Copy every line in which the string "Preferencias" occurs.

-- Begin Records --

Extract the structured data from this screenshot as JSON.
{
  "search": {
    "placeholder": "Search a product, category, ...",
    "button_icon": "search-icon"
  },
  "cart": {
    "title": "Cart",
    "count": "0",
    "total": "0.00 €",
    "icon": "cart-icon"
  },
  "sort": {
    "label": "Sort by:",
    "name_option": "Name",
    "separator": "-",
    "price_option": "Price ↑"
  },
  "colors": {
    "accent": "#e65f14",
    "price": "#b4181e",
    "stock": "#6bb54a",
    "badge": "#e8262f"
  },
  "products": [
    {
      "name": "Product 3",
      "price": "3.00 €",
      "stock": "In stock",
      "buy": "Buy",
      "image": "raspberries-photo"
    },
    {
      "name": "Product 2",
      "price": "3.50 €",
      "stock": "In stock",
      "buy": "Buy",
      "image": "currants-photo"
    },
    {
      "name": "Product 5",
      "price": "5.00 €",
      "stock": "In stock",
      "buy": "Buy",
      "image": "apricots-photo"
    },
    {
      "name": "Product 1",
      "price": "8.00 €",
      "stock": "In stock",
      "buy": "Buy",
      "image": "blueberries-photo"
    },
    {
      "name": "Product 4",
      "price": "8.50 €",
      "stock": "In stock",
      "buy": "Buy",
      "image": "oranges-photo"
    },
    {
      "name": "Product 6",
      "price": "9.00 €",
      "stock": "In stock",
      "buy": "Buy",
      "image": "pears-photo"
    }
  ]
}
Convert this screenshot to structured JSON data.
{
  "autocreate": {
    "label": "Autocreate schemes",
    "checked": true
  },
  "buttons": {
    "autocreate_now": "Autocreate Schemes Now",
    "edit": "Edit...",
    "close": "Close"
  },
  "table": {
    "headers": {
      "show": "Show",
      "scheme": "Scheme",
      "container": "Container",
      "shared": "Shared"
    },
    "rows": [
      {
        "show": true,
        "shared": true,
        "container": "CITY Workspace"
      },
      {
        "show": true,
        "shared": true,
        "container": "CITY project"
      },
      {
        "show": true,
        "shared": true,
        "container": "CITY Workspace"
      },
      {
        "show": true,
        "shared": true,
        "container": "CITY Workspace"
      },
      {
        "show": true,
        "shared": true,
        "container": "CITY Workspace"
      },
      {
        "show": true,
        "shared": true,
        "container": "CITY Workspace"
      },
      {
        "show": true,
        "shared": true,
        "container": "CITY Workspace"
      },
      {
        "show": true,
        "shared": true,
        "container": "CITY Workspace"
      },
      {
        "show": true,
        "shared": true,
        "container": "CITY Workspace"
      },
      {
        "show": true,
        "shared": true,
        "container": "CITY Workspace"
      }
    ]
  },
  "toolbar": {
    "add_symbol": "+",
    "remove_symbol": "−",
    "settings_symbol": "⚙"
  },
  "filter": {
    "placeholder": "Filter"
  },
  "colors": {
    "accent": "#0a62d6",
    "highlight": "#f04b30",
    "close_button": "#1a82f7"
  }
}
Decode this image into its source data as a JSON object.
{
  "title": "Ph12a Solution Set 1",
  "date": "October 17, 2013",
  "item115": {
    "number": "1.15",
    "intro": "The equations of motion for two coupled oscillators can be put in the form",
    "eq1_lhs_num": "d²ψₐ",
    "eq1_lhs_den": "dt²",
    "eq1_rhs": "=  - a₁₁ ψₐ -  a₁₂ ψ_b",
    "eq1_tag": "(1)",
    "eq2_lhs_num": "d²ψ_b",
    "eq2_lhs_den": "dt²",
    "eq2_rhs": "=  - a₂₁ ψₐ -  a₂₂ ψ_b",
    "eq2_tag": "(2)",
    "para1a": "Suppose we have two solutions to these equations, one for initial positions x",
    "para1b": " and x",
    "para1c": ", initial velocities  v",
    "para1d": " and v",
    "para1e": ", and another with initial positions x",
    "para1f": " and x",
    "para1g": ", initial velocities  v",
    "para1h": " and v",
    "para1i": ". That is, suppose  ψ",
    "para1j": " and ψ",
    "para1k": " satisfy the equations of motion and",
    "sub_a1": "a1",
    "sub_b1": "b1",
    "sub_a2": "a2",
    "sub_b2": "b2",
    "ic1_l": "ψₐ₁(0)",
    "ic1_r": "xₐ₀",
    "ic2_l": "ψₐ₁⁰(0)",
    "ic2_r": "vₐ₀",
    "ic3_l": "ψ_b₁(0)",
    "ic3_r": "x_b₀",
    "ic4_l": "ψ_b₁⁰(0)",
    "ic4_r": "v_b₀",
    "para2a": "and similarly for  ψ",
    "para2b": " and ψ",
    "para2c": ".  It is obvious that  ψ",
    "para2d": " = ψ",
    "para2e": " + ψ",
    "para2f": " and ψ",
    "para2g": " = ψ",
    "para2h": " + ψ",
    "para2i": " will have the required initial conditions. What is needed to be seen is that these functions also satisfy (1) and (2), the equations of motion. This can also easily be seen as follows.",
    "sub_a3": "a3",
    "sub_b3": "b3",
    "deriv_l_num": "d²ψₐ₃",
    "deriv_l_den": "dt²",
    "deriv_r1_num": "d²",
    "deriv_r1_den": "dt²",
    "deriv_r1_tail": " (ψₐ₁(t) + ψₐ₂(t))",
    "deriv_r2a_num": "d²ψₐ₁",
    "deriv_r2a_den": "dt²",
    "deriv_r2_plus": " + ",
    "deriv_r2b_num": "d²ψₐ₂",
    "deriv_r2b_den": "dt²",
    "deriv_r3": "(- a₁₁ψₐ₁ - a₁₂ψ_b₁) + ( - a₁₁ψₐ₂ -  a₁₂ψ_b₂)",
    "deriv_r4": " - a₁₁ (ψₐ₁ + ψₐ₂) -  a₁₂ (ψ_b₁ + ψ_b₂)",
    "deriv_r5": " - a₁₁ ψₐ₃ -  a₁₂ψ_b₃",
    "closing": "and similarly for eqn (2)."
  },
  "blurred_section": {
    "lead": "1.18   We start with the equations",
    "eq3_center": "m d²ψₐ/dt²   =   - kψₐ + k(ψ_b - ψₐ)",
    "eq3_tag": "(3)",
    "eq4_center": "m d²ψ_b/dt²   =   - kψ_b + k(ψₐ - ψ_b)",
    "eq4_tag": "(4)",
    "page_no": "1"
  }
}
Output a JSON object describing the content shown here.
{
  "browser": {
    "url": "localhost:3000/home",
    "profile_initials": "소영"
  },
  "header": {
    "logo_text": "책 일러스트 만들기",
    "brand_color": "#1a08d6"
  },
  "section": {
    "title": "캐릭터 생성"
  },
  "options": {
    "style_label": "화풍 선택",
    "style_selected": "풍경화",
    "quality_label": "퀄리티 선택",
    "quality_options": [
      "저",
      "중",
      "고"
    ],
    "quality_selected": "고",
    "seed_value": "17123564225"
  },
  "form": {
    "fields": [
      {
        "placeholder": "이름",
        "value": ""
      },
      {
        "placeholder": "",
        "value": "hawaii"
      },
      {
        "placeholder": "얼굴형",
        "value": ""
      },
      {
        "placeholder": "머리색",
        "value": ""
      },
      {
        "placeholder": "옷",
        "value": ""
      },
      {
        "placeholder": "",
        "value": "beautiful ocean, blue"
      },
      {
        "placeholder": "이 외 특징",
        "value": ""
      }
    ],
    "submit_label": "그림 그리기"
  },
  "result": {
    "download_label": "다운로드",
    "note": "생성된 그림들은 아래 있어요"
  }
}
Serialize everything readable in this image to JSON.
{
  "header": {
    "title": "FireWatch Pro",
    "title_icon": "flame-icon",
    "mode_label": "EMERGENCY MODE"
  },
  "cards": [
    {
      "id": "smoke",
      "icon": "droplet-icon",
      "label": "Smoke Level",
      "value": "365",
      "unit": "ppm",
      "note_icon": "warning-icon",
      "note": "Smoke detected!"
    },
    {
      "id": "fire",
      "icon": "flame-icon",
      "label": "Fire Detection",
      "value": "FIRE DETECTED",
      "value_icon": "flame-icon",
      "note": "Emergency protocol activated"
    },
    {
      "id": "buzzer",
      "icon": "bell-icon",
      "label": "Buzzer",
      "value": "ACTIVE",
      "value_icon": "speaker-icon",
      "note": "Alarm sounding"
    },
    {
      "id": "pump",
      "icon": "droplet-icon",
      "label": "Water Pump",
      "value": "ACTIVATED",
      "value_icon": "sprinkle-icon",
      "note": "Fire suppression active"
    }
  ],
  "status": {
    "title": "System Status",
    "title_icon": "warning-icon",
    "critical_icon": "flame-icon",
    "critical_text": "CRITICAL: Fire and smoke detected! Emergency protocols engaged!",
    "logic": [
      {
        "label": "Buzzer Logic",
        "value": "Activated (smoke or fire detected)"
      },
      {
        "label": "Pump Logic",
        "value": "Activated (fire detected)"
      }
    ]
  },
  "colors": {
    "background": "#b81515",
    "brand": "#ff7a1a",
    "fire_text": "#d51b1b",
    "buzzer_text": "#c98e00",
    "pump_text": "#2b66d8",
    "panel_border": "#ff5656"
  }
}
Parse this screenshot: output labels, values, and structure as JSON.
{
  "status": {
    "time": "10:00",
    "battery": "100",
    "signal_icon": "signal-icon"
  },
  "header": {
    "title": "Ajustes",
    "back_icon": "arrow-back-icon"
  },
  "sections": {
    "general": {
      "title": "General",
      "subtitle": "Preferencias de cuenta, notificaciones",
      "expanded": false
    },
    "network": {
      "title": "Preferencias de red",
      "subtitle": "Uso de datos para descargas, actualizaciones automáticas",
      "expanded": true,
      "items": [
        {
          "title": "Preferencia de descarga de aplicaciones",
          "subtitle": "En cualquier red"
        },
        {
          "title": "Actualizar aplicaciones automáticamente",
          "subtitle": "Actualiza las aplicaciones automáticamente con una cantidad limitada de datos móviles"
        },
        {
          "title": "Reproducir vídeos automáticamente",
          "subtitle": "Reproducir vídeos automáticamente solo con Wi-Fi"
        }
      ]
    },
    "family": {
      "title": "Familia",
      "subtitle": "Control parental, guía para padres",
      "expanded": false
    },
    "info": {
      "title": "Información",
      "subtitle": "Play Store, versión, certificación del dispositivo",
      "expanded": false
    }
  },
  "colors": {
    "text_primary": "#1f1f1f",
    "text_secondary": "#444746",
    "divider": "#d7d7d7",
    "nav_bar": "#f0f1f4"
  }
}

-- End Records --

:: Answer to this problem ::
      "subtitle": "Preferencias de cuenta, notificaciones",
      "title": "Preferencias de red",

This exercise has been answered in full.